━━━ Data to use ━━━

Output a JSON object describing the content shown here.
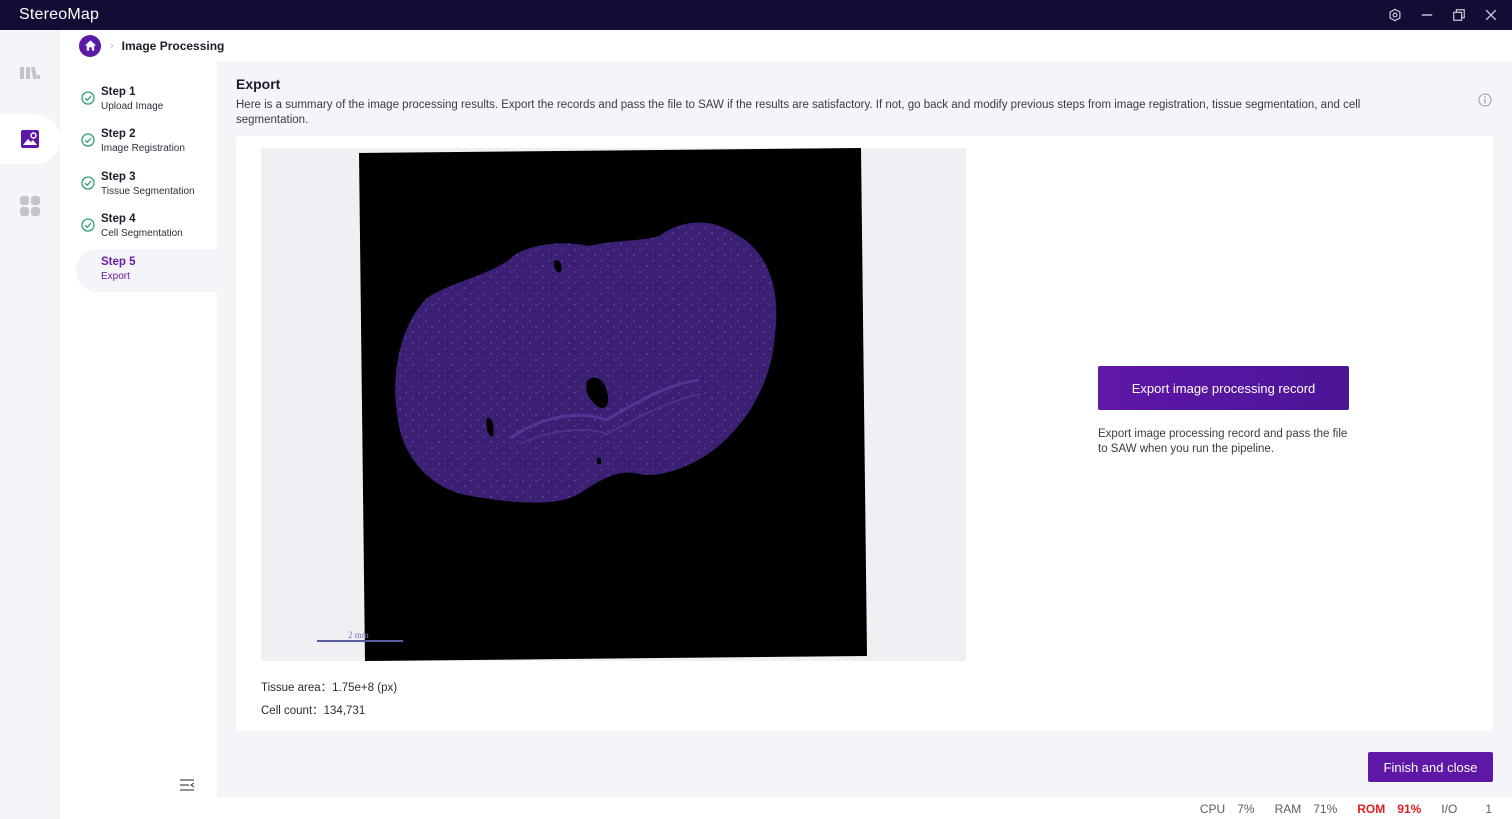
{
  "app": {
    "title": "StereoMap"
  },
  "window_controls": [
    "settings-icon",
    "minimize-icon",
    "restore-icon",
    "close-icon"
  ],
  "rail": {
    "items": [
      "gallery-icon",
      "image-processing-icon",
      "apps-icon"
    ],
    "active": "image-processing-icon"
  },
  "breadcrumb": {
    "current": "Image Processing"
  },
  "steps": [
    {
      "title": "Step 1",
      "subtitle": "Upload Image",
      "status": "done"
    },
    {
      "title": "Step 2",
      "subtitle": "Image Registration",
      "status": "done"
    },
    {
      "title": "Step 3",
      "subtitle": "Tissue Segmentation",
      "status": "done"
    },
    {
      "title": "Step 4",
      "subtitle": "Cell Segmentation",
      "status": "done"
    },
    {
      "title": "Step 5",
      "subtitle": "Export",
      "status": "active"
    }
  ],
  "content": {
    "title": "Export",
    "description": "Here is a summary of the image processing results. Export the records and pass the file to SAW if the results are satisfactory. If not, go back and modify previous steps from image registration, tissue segmentation, and cell segmentation."
  },
  "preview": {
    "scale_label": "2 mm"
  },
  "stats": {
    "tissue_area_label": "Tissue area：",
    "tissue_area_value": "1.75e+8 (px)",
    "cell_count_label": "Cell count：",
    "cell_count_value": "134,731"
  },
  "export": {
    "button_label": "Export image processing record",
    "description": "Export image processing record and pass the file to SAW when you run the pipeline."
  },
  "footer": {
    "finish_label": "Finish and close"
  },
  "status": {
    "cpu_label": "CPU",
    "cpu_value": "7%",
    "ram_label": "RAM",
    "ram_value": "71%",
    "rom_label": "ROM",
    "rom_value": "91%",
    "io_label": "I/O",
    "io_value": "1"
  },
  "colors": {
    "accent": "#5e17a6",
    "titlebar": "#150c35",
    "alert": "#e02020",
    "tissue": "#3a1f73"
  }
}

━━━

## Your instructions
In the records, locate each line holding the string "icon" and copy it.

## Full response
    "settings-icon",
    "minimize-icon",
    "restore-icon",
    "close-icon"
      "gallery-icon",
      "image-processing-icon",
      "apps-icon"
    "active": "image-processing-icon"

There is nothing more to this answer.